**Provided data:**
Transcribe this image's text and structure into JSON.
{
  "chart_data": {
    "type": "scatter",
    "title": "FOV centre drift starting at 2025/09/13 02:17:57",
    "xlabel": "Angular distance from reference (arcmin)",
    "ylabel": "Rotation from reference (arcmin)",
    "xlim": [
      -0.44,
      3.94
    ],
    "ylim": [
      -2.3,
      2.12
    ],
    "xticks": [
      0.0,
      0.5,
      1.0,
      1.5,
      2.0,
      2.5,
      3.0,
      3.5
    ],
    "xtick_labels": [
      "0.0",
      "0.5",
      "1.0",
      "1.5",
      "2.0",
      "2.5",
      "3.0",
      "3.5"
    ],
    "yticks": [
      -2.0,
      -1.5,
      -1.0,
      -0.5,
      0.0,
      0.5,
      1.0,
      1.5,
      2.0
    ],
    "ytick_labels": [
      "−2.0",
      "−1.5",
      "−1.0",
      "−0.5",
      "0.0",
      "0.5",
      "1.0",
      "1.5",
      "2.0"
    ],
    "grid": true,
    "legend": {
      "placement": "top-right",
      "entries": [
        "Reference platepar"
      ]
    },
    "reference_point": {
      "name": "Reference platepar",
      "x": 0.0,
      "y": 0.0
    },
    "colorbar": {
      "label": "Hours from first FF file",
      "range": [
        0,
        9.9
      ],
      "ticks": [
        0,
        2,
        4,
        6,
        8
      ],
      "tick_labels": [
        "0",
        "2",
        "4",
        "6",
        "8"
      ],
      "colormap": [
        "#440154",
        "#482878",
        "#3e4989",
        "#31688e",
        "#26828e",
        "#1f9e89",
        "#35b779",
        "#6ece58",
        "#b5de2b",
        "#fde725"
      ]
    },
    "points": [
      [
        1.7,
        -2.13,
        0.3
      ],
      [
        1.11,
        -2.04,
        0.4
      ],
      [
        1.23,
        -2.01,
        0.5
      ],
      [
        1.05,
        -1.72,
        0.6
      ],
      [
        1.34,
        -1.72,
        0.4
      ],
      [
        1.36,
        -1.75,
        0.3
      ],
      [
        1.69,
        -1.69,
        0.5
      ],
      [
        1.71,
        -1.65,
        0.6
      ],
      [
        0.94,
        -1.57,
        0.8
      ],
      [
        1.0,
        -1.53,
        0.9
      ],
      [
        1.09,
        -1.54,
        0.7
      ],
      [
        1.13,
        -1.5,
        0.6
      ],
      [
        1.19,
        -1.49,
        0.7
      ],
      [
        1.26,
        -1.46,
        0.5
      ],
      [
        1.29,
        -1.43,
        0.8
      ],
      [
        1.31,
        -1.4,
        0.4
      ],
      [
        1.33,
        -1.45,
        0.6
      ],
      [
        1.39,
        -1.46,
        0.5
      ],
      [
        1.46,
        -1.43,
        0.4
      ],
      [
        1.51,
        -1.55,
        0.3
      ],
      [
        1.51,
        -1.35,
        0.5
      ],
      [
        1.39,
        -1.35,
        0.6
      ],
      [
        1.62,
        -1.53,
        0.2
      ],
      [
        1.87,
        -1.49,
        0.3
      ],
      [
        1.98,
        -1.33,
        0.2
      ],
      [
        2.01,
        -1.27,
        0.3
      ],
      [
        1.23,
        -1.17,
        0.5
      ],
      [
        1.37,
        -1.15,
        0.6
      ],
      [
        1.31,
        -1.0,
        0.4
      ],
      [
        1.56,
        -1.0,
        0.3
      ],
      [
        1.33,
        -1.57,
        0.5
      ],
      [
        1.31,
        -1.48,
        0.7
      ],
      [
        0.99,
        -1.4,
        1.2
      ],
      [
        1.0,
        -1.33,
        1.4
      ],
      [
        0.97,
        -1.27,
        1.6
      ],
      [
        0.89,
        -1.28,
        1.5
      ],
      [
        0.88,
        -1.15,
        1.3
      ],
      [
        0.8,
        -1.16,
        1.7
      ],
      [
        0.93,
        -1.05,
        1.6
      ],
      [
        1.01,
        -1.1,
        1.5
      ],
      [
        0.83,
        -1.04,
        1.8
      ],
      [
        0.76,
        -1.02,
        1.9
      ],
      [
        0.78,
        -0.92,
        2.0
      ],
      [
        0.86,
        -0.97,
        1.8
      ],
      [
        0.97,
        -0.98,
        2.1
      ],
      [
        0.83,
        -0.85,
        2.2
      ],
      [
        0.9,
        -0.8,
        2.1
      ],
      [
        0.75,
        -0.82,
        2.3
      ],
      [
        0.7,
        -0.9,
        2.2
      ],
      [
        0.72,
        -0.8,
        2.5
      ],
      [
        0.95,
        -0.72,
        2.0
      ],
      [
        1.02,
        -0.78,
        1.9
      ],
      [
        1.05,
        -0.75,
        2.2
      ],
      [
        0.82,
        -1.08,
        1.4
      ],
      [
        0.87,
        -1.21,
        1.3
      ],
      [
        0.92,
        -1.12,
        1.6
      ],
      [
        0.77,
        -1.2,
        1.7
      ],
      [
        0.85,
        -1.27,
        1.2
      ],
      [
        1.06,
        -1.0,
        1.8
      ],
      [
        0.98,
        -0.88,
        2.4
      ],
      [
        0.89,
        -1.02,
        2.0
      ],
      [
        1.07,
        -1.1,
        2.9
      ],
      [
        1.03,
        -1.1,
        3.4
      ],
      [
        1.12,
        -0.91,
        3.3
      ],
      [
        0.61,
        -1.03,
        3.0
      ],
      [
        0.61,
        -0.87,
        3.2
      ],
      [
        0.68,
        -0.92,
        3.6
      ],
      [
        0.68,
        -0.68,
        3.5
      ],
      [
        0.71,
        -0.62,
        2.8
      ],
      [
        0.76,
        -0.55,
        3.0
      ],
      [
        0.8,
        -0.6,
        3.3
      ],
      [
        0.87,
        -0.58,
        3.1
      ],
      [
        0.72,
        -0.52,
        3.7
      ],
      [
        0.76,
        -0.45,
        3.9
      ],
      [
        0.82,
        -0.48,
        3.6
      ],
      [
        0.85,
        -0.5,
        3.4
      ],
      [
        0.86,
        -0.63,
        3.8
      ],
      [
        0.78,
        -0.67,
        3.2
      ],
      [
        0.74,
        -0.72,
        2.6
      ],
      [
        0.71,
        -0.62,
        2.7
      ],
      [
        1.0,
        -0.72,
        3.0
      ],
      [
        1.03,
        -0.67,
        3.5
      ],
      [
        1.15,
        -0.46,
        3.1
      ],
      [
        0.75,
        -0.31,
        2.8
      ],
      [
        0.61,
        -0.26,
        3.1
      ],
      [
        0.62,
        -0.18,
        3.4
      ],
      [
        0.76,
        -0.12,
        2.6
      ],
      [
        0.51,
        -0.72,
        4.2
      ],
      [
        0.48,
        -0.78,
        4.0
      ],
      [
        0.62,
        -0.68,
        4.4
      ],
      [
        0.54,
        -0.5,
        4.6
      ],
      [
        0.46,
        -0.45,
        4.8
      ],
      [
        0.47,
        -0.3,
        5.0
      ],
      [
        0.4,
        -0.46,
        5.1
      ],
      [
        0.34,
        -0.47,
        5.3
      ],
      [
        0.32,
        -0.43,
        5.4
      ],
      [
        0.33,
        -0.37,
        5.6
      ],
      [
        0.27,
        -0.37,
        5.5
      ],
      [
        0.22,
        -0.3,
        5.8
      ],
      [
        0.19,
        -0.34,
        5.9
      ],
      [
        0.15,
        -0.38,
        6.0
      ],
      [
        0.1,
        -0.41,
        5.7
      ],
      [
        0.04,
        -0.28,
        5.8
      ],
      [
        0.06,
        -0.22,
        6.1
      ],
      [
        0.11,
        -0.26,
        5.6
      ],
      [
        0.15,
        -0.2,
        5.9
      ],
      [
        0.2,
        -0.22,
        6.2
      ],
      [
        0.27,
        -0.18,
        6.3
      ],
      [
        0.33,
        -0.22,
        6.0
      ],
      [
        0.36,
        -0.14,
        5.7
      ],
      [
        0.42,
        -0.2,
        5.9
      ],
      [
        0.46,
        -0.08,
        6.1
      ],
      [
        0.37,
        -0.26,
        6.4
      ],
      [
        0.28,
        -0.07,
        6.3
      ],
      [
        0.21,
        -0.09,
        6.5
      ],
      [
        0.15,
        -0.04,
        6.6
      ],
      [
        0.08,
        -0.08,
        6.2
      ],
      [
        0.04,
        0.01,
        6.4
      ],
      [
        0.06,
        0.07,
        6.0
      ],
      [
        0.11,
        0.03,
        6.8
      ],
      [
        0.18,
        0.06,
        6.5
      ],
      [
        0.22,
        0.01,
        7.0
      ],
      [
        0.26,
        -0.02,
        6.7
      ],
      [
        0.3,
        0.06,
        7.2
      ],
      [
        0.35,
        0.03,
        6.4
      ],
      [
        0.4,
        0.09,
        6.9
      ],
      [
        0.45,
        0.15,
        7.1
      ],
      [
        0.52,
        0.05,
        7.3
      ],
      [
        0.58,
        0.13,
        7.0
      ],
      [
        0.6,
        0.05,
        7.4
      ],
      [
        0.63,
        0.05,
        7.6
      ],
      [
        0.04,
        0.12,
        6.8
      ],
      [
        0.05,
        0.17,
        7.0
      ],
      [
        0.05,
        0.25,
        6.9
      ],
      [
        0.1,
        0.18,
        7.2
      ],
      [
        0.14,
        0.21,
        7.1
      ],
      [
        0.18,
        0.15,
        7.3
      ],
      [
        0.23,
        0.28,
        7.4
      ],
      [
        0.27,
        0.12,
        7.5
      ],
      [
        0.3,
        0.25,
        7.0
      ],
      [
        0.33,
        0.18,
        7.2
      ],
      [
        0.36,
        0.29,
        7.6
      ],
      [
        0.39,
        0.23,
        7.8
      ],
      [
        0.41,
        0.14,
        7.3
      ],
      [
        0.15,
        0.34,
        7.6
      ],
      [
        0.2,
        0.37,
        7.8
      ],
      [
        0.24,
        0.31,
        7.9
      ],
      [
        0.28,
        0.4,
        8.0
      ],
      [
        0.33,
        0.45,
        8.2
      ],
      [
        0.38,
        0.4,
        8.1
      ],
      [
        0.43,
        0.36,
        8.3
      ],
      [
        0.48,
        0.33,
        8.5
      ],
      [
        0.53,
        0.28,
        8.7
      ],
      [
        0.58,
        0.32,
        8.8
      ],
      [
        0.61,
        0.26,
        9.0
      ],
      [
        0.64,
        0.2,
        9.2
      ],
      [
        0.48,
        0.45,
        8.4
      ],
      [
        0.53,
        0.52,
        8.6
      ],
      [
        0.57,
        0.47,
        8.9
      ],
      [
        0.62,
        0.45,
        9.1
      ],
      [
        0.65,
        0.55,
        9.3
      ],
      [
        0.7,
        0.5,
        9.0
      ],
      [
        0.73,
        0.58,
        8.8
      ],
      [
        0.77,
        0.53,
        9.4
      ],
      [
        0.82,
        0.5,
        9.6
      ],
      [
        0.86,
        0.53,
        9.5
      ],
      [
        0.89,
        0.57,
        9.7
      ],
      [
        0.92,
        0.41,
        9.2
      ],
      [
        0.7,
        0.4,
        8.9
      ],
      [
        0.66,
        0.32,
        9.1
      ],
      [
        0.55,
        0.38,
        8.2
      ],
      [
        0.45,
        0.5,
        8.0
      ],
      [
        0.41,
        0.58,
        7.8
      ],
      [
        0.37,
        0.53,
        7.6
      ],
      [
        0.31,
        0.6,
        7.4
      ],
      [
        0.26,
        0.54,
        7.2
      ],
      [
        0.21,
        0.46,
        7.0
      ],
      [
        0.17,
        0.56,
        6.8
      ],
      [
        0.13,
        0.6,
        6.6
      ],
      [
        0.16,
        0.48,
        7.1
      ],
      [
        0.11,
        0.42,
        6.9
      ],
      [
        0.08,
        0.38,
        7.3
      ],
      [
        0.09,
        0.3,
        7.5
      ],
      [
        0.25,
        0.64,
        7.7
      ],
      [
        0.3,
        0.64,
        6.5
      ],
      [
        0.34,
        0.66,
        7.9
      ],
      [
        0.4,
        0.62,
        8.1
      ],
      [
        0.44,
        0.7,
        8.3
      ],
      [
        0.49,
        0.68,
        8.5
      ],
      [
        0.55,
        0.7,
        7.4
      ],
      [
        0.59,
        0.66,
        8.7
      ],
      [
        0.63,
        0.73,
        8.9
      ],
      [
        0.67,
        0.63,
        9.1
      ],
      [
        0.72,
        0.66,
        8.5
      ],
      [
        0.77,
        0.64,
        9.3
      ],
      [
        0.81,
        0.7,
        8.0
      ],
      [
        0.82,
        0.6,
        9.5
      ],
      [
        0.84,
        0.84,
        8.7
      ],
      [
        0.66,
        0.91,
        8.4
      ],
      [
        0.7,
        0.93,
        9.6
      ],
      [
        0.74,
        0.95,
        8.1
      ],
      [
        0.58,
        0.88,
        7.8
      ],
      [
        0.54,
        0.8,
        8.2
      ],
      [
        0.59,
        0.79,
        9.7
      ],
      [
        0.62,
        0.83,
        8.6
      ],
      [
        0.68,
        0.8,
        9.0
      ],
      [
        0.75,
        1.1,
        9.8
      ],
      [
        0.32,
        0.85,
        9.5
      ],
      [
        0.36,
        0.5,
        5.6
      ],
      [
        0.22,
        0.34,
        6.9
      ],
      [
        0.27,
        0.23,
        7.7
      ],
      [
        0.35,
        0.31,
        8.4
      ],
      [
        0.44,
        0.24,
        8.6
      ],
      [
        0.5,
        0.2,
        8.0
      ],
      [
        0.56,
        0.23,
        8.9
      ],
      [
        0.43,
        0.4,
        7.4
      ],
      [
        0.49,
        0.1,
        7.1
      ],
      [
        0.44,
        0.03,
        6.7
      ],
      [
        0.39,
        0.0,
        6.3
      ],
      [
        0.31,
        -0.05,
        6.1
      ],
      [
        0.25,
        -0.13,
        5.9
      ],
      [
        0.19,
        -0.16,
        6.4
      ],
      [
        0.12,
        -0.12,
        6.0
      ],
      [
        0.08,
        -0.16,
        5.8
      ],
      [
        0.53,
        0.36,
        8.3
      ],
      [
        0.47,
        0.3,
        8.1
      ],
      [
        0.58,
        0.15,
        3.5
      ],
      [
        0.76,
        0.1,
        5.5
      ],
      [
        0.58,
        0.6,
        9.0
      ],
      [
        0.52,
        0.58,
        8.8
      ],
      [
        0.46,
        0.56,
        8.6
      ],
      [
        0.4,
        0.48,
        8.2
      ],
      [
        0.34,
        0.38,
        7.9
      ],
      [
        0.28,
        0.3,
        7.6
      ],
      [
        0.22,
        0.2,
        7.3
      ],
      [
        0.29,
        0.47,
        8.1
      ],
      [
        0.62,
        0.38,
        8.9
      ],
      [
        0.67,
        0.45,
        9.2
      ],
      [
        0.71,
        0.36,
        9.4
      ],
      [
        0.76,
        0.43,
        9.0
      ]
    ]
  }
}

**Direction:** Return from the data every line that holds "platepar".

**Answer in full:**
        "Reference platepar"
      "name": "Reference platepar",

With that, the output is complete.